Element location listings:
********************

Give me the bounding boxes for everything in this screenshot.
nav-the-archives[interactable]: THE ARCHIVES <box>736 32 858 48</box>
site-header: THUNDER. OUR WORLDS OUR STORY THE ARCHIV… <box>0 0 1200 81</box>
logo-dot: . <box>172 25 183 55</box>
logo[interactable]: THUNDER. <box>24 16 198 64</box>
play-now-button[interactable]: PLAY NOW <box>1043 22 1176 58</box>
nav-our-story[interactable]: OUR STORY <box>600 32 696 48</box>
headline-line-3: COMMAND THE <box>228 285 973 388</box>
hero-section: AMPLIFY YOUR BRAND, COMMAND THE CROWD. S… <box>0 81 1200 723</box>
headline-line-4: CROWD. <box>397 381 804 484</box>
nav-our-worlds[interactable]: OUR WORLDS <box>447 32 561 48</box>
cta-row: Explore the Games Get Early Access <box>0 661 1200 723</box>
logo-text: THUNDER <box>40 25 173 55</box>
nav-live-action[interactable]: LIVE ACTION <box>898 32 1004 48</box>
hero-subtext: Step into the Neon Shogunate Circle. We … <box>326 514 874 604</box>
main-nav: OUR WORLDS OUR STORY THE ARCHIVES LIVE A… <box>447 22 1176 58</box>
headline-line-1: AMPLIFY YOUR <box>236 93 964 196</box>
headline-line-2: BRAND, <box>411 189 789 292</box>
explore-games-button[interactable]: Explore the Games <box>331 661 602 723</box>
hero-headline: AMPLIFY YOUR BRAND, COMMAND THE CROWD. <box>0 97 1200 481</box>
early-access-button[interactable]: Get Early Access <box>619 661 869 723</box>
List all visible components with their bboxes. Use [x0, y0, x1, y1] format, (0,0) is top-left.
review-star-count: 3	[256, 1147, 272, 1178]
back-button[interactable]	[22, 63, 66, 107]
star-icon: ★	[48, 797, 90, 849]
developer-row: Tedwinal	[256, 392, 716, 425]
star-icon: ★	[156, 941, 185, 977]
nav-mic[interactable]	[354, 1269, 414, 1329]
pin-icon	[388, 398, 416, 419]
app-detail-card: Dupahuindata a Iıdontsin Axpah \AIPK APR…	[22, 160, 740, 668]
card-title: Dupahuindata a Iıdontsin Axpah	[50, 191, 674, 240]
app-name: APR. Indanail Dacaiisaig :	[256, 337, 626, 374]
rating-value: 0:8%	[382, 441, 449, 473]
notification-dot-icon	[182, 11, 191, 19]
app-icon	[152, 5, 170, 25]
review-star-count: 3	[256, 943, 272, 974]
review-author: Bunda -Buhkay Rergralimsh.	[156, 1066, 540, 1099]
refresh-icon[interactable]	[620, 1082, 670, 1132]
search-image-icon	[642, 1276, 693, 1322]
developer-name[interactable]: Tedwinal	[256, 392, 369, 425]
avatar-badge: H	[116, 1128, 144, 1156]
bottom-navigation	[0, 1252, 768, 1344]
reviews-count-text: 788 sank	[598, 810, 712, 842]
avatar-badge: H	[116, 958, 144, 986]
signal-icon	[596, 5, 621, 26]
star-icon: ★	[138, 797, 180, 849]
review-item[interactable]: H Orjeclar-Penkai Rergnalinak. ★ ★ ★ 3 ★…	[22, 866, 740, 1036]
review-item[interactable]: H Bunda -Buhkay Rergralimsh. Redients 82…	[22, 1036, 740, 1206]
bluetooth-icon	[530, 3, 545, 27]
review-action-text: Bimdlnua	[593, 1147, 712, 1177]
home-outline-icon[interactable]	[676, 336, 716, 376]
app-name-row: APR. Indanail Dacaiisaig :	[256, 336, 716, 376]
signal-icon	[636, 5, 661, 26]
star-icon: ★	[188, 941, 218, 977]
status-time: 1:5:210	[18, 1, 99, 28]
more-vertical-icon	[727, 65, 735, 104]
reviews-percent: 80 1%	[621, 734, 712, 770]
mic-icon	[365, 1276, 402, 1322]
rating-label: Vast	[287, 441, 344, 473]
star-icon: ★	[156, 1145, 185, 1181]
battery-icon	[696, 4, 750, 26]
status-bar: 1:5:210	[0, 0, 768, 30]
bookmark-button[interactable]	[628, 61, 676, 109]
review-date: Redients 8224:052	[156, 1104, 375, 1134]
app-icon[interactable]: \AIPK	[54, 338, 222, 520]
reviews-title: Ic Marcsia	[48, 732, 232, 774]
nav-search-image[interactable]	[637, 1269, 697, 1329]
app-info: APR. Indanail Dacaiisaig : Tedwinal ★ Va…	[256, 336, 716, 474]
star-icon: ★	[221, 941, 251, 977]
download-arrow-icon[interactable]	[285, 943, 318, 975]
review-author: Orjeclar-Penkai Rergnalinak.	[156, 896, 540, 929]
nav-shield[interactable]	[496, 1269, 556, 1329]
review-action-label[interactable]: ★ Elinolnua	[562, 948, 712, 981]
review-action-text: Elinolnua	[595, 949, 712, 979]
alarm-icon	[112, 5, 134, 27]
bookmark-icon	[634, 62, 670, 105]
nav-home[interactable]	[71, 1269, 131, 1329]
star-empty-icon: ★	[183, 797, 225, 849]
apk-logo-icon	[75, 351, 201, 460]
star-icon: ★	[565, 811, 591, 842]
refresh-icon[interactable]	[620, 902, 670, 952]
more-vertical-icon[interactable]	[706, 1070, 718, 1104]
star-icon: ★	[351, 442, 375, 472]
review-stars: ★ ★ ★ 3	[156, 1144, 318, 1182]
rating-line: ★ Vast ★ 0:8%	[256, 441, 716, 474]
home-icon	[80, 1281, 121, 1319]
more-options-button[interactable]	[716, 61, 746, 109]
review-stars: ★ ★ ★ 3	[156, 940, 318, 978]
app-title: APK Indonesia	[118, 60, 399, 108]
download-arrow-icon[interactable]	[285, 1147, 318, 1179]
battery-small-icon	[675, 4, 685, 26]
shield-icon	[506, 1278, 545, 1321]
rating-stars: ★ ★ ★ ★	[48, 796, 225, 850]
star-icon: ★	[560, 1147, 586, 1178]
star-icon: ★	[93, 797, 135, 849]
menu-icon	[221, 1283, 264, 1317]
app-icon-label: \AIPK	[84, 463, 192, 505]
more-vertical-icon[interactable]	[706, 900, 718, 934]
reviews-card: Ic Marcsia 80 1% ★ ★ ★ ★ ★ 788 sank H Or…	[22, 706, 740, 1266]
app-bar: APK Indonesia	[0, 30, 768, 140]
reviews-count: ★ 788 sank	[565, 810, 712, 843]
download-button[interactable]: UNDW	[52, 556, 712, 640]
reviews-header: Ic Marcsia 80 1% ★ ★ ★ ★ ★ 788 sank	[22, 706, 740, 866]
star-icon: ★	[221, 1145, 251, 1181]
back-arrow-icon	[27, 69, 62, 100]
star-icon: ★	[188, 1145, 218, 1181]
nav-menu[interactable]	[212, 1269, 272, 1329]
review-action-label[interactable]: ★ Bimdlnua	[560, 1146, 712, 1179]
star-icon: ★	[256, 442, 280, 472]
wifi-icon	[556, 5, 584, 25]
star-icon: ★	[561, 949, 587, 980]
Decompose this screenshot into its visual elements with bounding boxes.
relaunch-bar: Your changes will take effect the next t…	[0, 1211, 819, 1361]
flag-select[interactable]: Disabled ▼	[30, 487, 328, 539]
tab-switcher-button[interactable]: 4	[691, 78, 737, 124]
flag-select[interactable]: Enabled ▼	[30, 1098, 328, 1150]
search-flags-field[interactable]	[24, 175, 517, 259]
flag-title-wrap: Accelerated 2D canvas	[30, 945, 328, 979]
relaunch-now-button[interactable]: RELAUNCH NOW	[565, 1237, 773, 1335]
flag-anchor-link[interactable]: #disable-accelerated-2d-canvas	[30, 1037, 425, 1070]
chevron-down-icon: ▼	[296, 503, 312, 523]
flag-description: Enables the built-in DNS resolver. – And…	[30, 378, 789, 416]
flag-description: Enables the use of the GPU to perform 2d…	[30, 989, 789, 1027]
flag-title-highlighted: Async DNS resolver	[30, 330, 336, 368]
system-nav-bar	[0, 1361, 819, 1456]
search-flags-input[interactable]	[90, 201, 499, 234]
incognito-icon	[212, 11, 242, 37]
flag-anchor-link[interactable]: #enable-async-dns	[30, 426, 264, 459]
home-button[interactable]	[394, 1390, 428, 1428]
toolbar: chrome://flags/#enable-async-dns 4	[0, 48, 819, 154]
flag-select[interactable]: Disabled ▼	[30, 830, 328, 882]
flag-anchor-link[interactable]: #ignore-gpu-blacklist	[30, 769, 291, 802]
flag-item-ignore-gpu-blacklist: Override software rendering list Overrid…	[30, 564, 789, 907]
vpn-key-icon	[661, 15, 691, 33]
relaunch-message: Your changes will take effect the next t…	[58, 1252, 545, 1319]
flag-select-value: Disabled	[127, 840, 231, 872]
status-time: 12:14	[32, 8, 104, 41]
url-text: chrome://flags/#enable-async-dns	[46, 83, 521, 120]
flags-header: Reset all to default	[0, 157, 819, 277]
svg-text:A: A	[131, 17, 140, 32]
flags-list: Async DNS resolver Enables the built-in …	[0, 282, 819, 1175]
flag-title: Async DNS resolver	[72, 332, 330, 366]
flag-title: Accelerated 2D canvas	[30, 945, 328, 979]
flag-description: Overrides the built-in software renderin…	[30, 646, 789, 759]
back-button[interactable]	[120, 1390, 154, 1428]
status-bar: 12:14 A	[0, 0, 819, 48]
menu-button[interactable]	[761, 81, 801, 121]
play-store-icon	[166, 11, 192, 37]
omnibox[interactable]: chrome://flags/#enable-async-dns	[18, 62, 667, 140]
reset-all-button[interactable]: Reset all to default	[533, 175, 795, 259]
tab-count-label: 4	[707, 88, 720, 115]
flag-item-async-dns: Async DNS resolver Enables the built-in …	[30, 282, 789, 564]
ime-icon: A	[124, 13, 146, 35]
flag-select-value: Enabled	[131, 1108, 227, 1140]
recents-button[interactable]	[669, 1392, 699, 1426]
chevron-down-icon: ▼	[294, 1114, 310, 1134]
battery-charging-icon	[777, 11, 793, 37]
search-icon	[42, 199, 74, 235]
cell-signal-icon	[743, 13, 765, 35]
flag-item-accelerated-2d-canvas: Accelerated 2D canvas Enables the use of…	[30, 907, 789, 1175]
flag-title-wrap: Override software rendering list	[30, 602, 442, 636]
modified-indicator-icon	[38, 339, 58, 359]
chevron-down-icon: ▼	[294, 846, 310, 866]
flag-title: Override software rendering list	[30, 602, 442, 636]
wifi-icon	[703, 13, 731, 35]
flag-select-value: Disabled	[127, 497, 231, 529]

********************

Given instruction: Reproduce, without any changes, the lines of the listing from its very first line up to and including the line containing "nav-live-action[interactable]: LIVE ACTION".

Result:
Give me the bounding boxes for everything in this screenshot.
nav-the-archives[interactable]: THE ARCHIVES <box>736 32 858 48</box>
site-header: THUNDER. OUR WORLDS OUR STORY THE ARCHIV… <box>0 0 1200 81</box>
logo-dot: . <box>172 25 183 55</box>
logo[interactable]: THUNDER. <box>24 16 198 64</box>
play-now-button[interactable]: PLAY NOW <box>1043 22 1176 58</box>
nav-our-story[interactable]: OUR STORY <box>600 32 696 48</box>
headline-line-3: COMMAND THE <box>228 285 973 388</box>
hero-section: AMPLIFY YOUR BRAND, COMMAND THE CROWD. S… <box>0 81 1200 723</box>
headline-line-4: CROWD. <box>397 381 804 484</box>
nav-our-worlds[interactable]: OUR WORLDS <box>447 32 561 48</box>
cta-row: Explore the Games Get Early Access <box>0 661 1200 723</box>
logo-text: THUNDER <box>40 25 173 55</box>
nav-live-action[interactable]: LIVE ACTION <box>898 32 1004 48</box>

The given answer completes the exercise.